Material for the task ->
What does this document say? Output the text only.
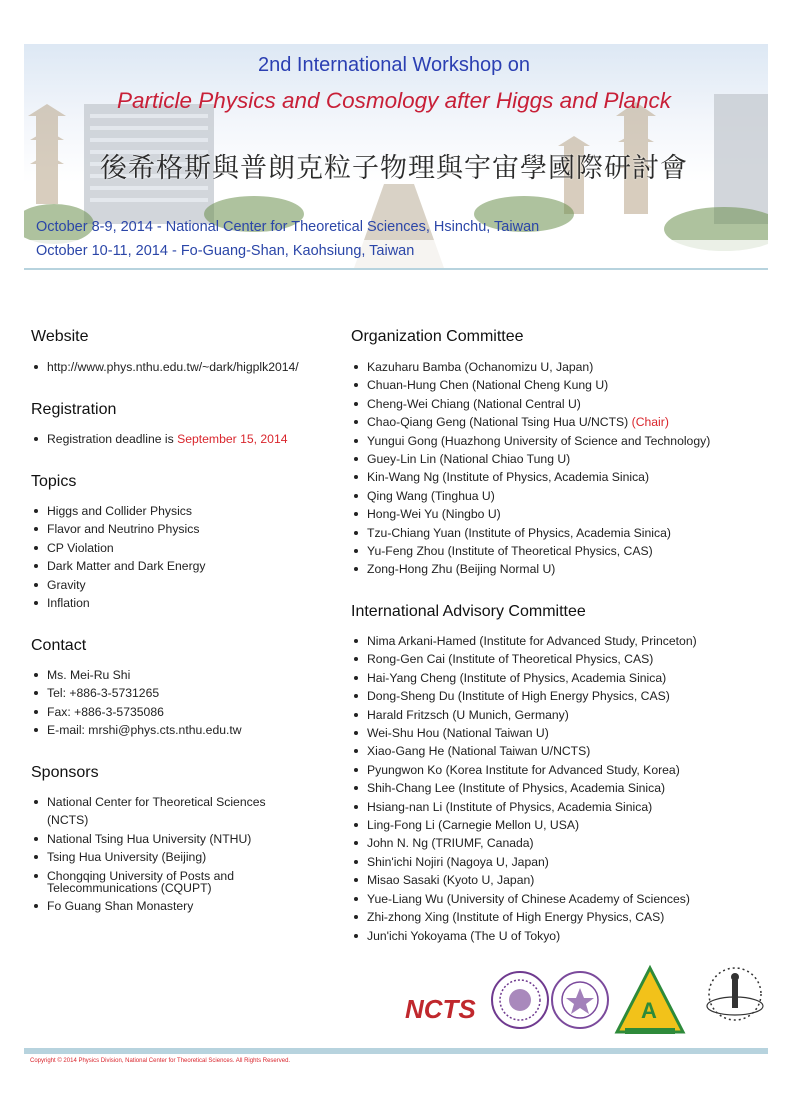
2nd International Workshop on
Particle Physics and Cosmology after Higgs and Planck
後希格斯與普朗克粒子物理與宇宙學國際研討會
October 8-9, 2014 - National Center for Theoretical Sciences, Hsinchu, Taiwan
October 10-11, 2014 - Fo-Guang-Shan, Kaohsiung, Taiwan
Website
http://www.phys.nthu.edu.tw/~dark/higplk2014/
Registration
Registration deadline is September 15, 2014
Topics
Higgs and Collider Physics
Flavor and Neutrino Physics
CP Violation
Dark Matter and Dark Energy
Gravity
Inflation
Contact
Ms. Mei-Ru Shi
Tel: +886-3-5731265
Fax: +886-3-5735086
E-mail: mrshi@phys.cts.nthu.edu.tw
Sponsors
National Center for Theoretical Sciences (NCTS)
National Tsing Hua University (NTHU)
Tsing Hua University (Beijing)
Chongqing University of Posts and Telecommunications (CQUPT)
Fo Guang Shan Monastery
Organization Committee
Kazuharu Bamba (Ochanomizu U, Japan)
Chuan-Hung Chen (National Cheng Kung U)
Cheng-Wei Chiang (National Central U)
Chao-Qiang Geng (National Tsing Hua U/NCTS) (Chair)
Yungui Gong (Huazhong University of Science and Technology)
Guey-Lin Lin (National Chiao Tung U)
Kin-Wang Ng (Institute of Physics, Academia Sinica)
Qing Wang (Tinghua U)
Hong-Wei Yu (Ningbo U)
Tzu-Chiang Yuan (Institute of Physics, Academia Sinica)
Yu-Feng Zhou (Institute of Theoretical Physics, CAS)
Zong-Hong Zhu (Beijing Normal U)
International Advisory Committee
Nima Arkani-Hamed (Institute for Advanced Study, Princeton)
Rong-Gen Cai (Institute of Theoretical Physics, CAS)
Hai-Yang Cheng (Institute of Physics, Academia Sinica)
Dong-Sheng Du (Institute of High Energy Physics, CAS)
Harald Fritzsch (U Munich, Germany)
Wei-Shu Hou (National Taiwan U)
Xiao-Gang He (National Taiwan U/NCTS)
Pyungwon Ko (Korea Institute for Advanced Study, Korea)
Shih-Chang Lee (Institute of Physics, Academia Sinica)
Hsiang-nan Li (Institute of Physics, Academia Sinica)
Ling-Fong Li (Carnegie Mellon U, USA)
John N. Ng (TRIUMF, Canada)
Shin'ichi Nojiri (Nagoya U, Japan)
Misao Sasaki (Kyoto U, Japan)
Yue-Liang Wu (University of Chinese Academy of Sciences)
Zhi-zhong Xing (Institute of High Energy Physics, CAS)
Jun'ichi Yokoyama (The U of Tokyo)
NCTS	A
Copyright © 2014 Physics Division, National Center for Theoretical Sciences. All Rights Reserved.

--

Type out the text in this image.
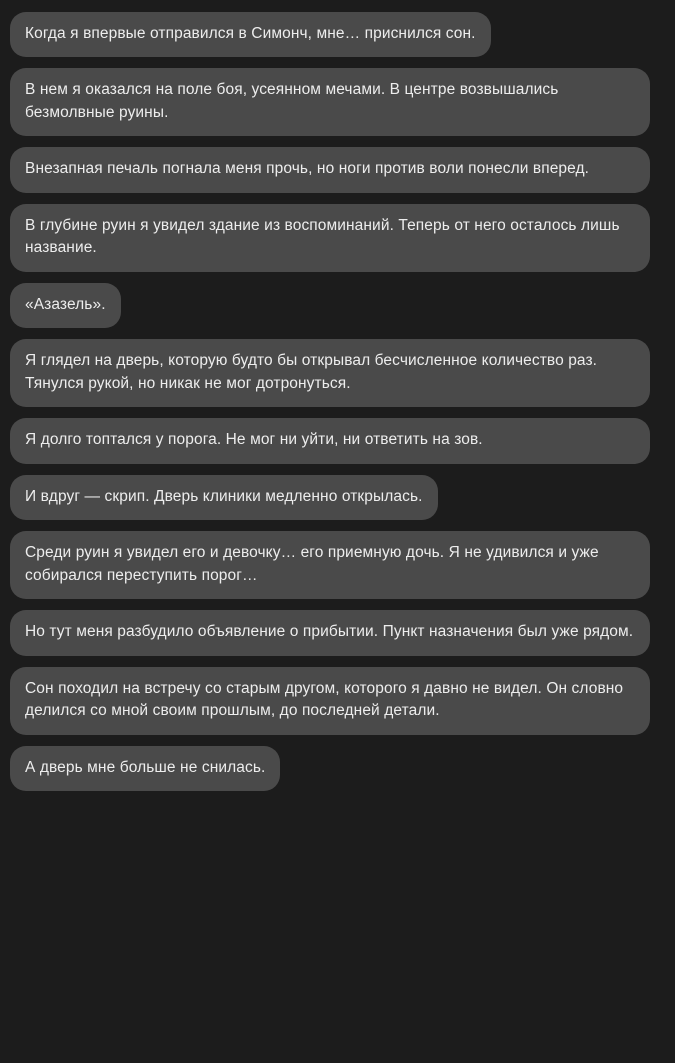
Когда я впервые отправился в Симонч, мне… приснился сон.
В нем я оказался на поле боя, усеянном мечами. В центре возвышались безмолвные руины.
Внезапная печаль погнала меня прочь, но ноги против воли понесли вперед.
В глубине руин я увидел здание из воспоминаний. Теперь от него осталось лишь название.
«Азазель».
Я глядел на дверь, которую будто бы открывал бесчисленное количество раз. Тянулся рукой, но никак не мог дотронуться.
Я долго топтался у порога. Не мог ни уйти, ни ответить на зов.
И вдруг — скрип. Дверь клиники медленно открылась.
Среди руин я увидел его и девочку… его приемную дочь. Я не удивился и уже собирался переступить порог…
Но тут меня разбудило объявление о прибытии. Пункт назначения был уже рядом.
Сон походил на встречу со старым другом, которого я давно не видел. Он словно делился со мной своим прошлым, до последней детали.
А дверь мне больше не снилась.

* * *

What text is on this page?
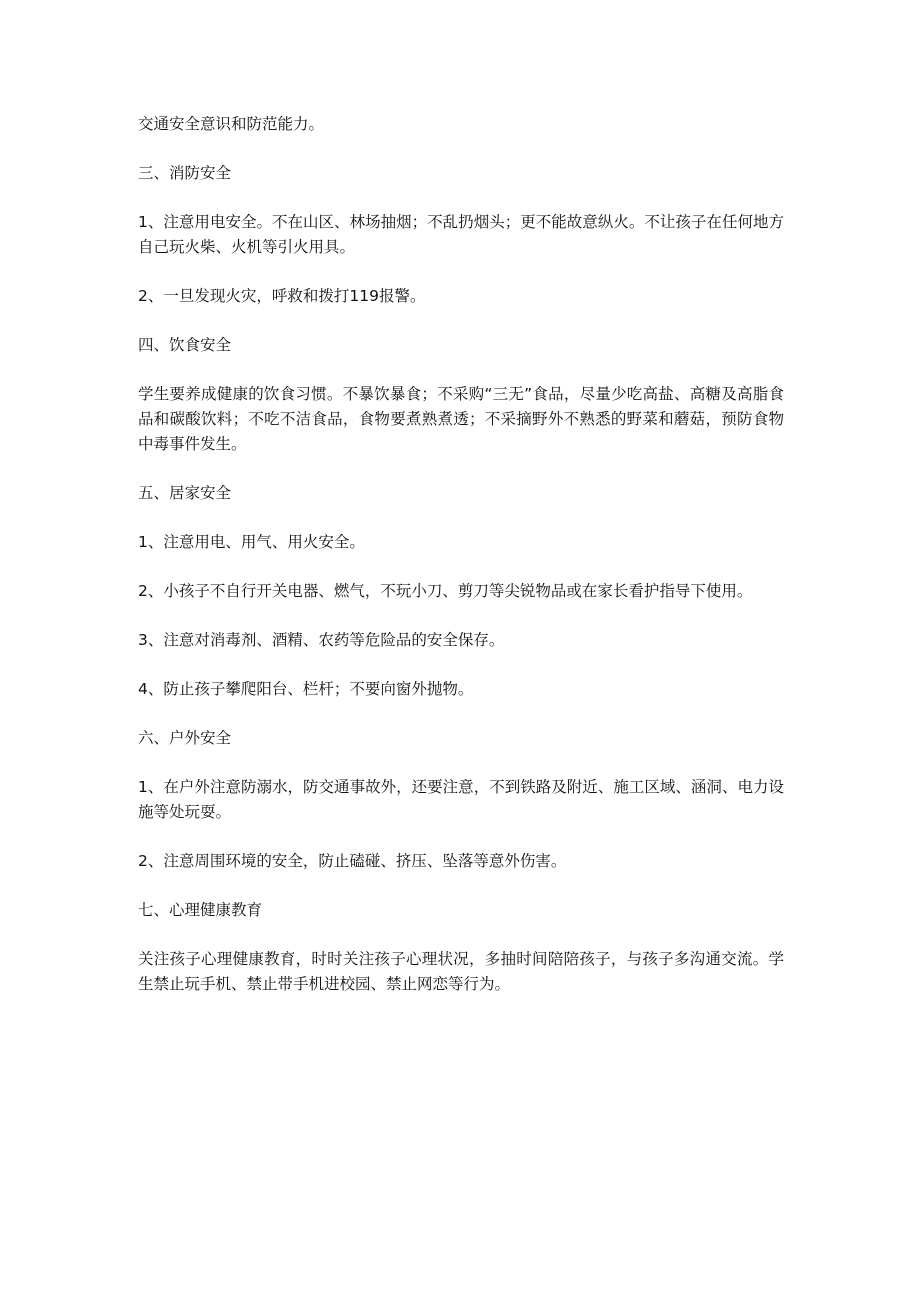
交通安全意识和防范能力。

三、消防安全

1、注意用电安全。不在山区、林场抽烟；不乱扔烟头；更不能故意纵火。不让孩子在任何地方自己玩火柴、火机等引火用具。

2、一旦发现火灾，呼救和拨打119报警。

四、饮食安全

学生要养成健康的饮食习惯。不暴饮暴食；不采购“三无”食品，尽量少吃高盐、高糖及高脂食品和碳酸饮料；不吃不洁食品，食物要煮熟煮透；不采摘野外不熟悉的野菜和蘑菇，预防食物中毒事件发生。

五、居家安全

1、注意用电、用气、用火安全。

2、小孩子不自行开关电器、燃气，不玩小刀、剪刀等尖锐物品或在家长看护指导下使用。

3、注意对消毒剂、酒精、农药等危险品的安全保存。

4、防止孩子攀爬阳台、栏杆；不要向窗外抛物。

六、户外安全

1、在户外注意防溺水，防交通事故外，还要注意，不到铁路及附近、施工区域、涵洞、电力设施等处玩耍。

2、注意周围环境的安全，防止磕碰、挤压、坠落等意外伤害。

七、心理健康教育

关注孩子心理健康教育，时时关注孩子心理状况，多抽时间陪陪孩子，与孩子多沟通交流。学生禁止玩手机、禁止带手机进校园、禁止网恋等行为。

Work instructions -> Filter the records down to the lines that contain the string "Shan", and copy those lines.

Result of the task ->
October 10-11, 2014 - Fo-Guang-Shan, Kaohsiung, Taiwan
Fo Guang Shan Monastery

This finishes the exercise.